** START **

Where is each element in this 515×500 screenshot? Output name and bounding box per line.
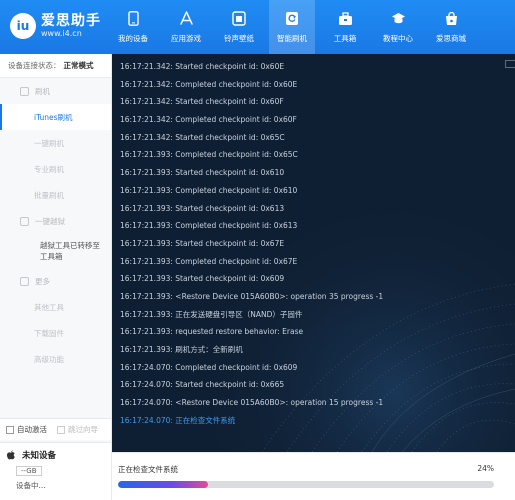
menu-icon [20,276,29,286]
log-line: 16:17:21.393: Completed checkpoint id: 0… [120,150,298,160]
log-line: 16:17:21.342: Completed checkpoint id: 0… [120,79,298,89]
toolbox-icon [337,11,353,27]
wallpaper-icon [231,11,247,27]
nav-toolbox[interactable]: 工具箱 [322,0,368,54]
flash-log-console[interactable]: 16:17:21.342: Started checkpoint id: 0x6… [112,54,515,452]
section-flash: 刷机 [0,78,111,104]
log-line: 16:17:21.393: Completed checkpoint id: 0… [120,221,298,231]
log-line: 16:17:24.070: Completed checkpoint id: 0… [120,362,298,372]
log-line: 16:17:21.393: Completed checkpoint id: 0… [120,256,298,266]
sidebar-item-one-click-flash[interactable]: 一键刷机 [0,130,111,156]
section-more: 更多 [0,268,111,294]
device-state: 设备中... [16,481,46,490]
flash-options: 自动激活 跳过向导 [0,418,111,440]
lock-icon [20,216,29,226]
sidebar: 设备连接状态： 正常模式 刷机 iTunes刷机 一键刷机 专业刷机 批量刷机 一… [0,54,112,500]
log-line: 16:17:21.393: Started checkpoint id: 0x6… [120,274,285,284]
device-panel: 未知设备 --GB 设备中... [0,442,111,500]
progress-area: 正在检查文件系统 24% [112,452,515,500]
section-jailbreak: 一键越狱 [0,208,111,234]
nav-my-device[interactable]: 我的设备 [110,0,156,54]
nav-tutorials[interactable]: 教程中心 [375,0,421,54]
device-name: 未知设备 [22,451,57,461]
app-url: www.i4.cn [41,29,82,38]
nav-ringtones-wallpapers[interactable]: 铃声壁纸 [216,0,262,54]
log-line: 16:17:21.342: Completed checkpoint id: 0… [120,115,297,125]
sidebar-item-advanced[interactable]: 高级功能 [0,346,111,372]
log-line: 16:17:21.393: Completed checkpoint id: 0… [120,185,298,195]
log-lines: 16:17:21.342: Started checkpoint id: 0x6… [120,58,510,429]
main-nav: 我的设备 应用游戏 铃声壁纸 智能刷机 工具箱 教程中心 爱思商城 [110,0,481,54]
jailbreak-note: 越狱工具已转移至工具箱 [40,241,100,261]
phone-icon [125,11,141,27]
nav-apps-games[interactable]: 应用游戏 [163,0,209,54]
connection-status: 设备连接状态： 正常模式 [0,54,111,78]
device-capacity: --GB [16,466,42,476]
log-line: 16:17:21.393: requested restore behavior… [120,327,304,337]
apple-icon [7,450,15,460]
sidebar-item-itunes-flash[interactable]: iTunes刷机 [0,104,111,130]
log-line: 16:17:24.070: Started checkpoint id: 0x6… [120,380,285,390]
top-navigation-bar: iu 爱思助手 www.i4.cn 我的设备 应用游戏 铃声壁纸 智能刷机 工具… [0,0,515,54]
logo-mark: iu [10,13,36,39]
progress-status-text: 正在检查文件系统 [118,465,178,474]
sidebar-item-pro-flash[interactable]: 专业刷机 [0,156,111,182]
flash-icon [284,11,300,27]
nav-smart-flash[interactable]: 智能刷机 [269,0,315,54]
skip-guide-checkbox[interactable]: 跳过向导 [57,424,98,435]
log-line: 16:17:21.342: Started checkpoint id: 0x6… [120,132,285,142]
progress-percent: 24% [477,464,494,473]
log-line: 16:17:21.393: 正在发送硬盘引导区（NAND）子固件 [120,309,303,319]
store-icon [443,11,459,27]
progress-bar [118,481,494,488]
log-line: 16:17:21.342: Started checkpoint id: 0x6… [120,62,285,71]
auto-activate-checkbox[interactable]: 自动激活 [6,424,47,435]
app-name: 爱思助手 [41,13,101,29]
log-line: 16:17:21.393: Started checkpoint id: 0x6… [120,168,285,178]
log-line: 16:17:21.393: <Restore Device 015A60B0>:… [120,291,384,301]
log-line: 16:17:24.070: <Restore Device 015A60B0>:… [120,398,384,408]
status-value: 正常模式 [63,61,94,70]
app-logo: iu 爱思助手 www.i4.cn [10,8,101,44]
log-line: 16:17:21.393: Started checkpoint id: 0x6… [120,203,285,213]
appstore-icon [178,11,194,27]
sidebar-item-download-firmware[interactable]: 下载固件 [0,320,111,346]
log-line: 16:17:24.070: 正在检查文件系统 [120,415,236,425]
log-line: 16:17:21.342: Started checkpoint id: 0x6… [120,97,284,107]
log-line: 16:17:21.393: 刷机方式：全新刷机 [120,345,243,354]
progress-bar-fill [118,481,209,488]
tutorial-icon [390,11,406,27]
log-line: 16:17:21.393: Started checkpoint id: 0x6… [120,238,285,248]
flash-section-icon [20,86,29,96]
sidebar-item-batch-flash[interactable]: 批量刷机 [0,182,111,208]
sidebar-item-other-tools[interactable]: 其他工具 [0,294,111,320]
nav-store[interactable]: 爱思商城 [428,0,474,54]
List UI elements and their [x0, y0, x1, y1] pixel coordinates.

** END **

Put every line of the data above into a Markdown table with the columns Row and Line, numbering the rows and skipping blank lines. Leave the pictures out.

| Row | Line |
|---|---|
| 1 | Where is each element in this 515×500 screenshot? Output name and bounding box per line. |
| 2 | menu-icon [20,276,29,286] |
| 3 | log-line: 16:17:21.393: Completed checkpoint id: 0… [120,150,298,160] |
| 4 | log-line: 16:17:21.342: Completed checkpoint id: 0… [120,79,298,89] |
| 5 | toolbox-icon [337,11,353,27] |
| 6 | wallpaper-icon [231,11,247,27] |
| 7 | nav-toolbox[interactable]: 工具箱 [322,0,368,54] |
| 8 | flash-log-console[interactable]: 16:17:21.342: Started checkpoint id: 0x6… [112,54,515,452] |
| 9 | section-flash: 刷机 [0,78,111,104] |
| 10 | log-line: 16:17:21.393: Completed checkpoint id: 0… [120,221,298,231] |
| 11 | log-line: 16:17:24.070: Completed checkpoint id: 0… [120,362,298,372] |
| 12 | log-line: 16:17:21.393: Completed checkpoint id: 0… [120,256,298,266] |
| 13 | sidebar-item-one-click-flash[interactable]: 一键刷机 [0,130,111,156] |
| 14 | section-more: 更多 [0,268,111,294] |
| 15 | device-state: 设备中... [16,481,46,490] |
| 16 | flash-options: 自动激活 跳过向导 [0,418,111,440] |
| 17 | lock-icon [20,216,29,226] |
| 18 | sidebar: 设备连接状态： 正常模式 刷机 iTunes刷机 一键刷机 专业刷机 批量刷机 一… [0,54,112,500] |
| 19 | log-line: 16:17:21.393: Started checkpoint id: 0x6… [120,274,285,284] |
| 20 | device-panel: 未知设备 --GB 设备中... [0,442,111,500] |
| 21 | progress-area: 正在检查文件系统 24% [112,452,515,500] |
| 22 | section-jailbreak: 一键越狱 [0,208,111,234] |
| 23 | nav-my-device[interactable]: 我的设备 [110,0,156,54] |
| 24 | nav-tutorials[interactable]: 教程中心 [375,0,421,54] |
| 25 | device-name: 未知设备 [22,451,57,461] |
| 26 | app-url: www.i4.cn [41,29,82,38] |
| 27 | nav-ringtones-wallpapers[interactable]: 铃声壁纸 [216,0,262,54] |
| 28 | log-line: 16:17:21.342: Completed checkpoint id: 0… [120,115,297,125] |
| 29 | sidebar-item-advanced[interactable]: 高级功能 [0,346,111,372] |
| 30 | log-line: 16:17:21.393: Completed checkpoint id: 0… [120,185,298,195] |
| 31 | log-lines: 16:17:21.342: Started checkpoint id: 0x6… [120,58,510,429] |
| 32 | main-nav: 我的设备 应用游戏 铃声壁纸 智能刷机 工具箱 教程中心 爱思商城 [110,0,481,54] |
| 33 | jailbreak-note: 越狱工具已转移至工具箱 [40,241,100,261] |
| 34 | phone-icon [125,11,141,27] |
| 35 | nav-apps-games[interactable]: 应用游戏 [163,0,209,54] |
| 36 | connection-status: 设备连接状态： 正常模式 [0,54,111,78] |
| 37 | device-capacity: --GB [16,466,42,476] |
| 38 | log-line: 16:17:21.393: requested restore behavior… [120,327,304,337] |
| 39 | apple-icon [7,450,15,460] |
| 40 | sidebar-item-itunes-flash[interactable]: iTunes刷机 [0,104,111,130] |
| 41 | log-line: 16:17:24.070: Started checkpoint id: 0x6… [120,380,285,390] |
| 42 | top-navigation-bar: iu 爱思助手 www.i4.cn 我的设备 应用游戏 铃声壁纸 智能刷机 工具… [0,0,515,54] |
| 43 | logo-mark: iu [10,13,36,39] |
| 44 | progress-status-text: 正在检查文件系统 [118,465,178,474] |
| 45 | sidebar-item-pro-flash[interactable]: 专业刷机 [0,156,111,182] |
| 46 | flash-icon [284,11,300,27] |
| 47 | nav-smart-flash[interactable]: 智能刷机 [269,0,315,54] |
| 48 | skip-guide-checkbox[interactable]: 跳过向导 [57,424,98,435] |
| 49 | log-line: 16:17:21.342: Started checkpoint id: 0x6… [120,132,285,142] |
| 50 | progress-percent: 24% [477,464,494,473] |
| 51 | log-line: 16:17:21.393: 正在发送硬盘引导区（NAND）子固件 [120,309,303,319] |
| 52 | store-icon [443,11,459,27] |
| 53 | progress-bar [118,481,494,488] |
| 54 | log-line: 16:17:21.342: Started checkpoint id: 0x6… [120,62,285,71] |
| 55 | auto-activate-checkbox[interactable]: 自动激活 [6,424,47,435] |
| 56 | app-name: 爱思助手 [41,13,101,29] |
| 57 | log-line: 16:17:21.393: Started checkpoint id: 0x6… [120,168,285,178] |
| 58 | log-line: 16:17:21.393: <Restore Device 015A60B0>:… [120,291,384,301] |
| 59 | log-line: 16:17:24.070: <Restore Device 015A60B0>:… [120,398,384,408] |
| 60 | status-value: 正常模式 [63,61,94,70] |
| 61 | app-logo: iu 爱思助手 www.i4.cn [10,8,101,44] |
| 62 | log-line: 16:17:21.393: Started checkpoint id: 0x6… [120,203,285,213] |
| 63 | appstore-icon [178,11,194,27] |
| 64 | sidebar-item-download-firmware[interactable]: 下载固件 [0,320,111,346] |
| 65 | log-line: 16:17:24.070: 正在检查文件系统 [120,415,236,425] |
| 66 | log-line: 16:17:21.342: Started checkpoint id: 0x6… [120,97,284,107] |
| 67 | log-line: 16:17:21.393: 刷机方式：全新刷机 [120,345,243,354] |
| 68 | progress-bar-fill [118,481,209,488] |
| 69 | tutorial-icon [390,11,406,27] |
| 70 | log-line: 16:17:21.393: Started checkpoint id: 0x6… [120,238,285,248] |
| 71 | flash-section-icon [20,86,29,96] |
| 72 | sidebar-item-batch-flash[interactable]: 批量刷机 [0,182,111,208] |
| 73 | sidebar-item-other-tools[interactable]: 其他工具 [0,294,111,320] |
| 74 | nav-store[interactable]: 爱思商城 [428,0,474,54] |
| 75 | List UI elements and their [x0, y0, x1, y1] pixel coordinates. |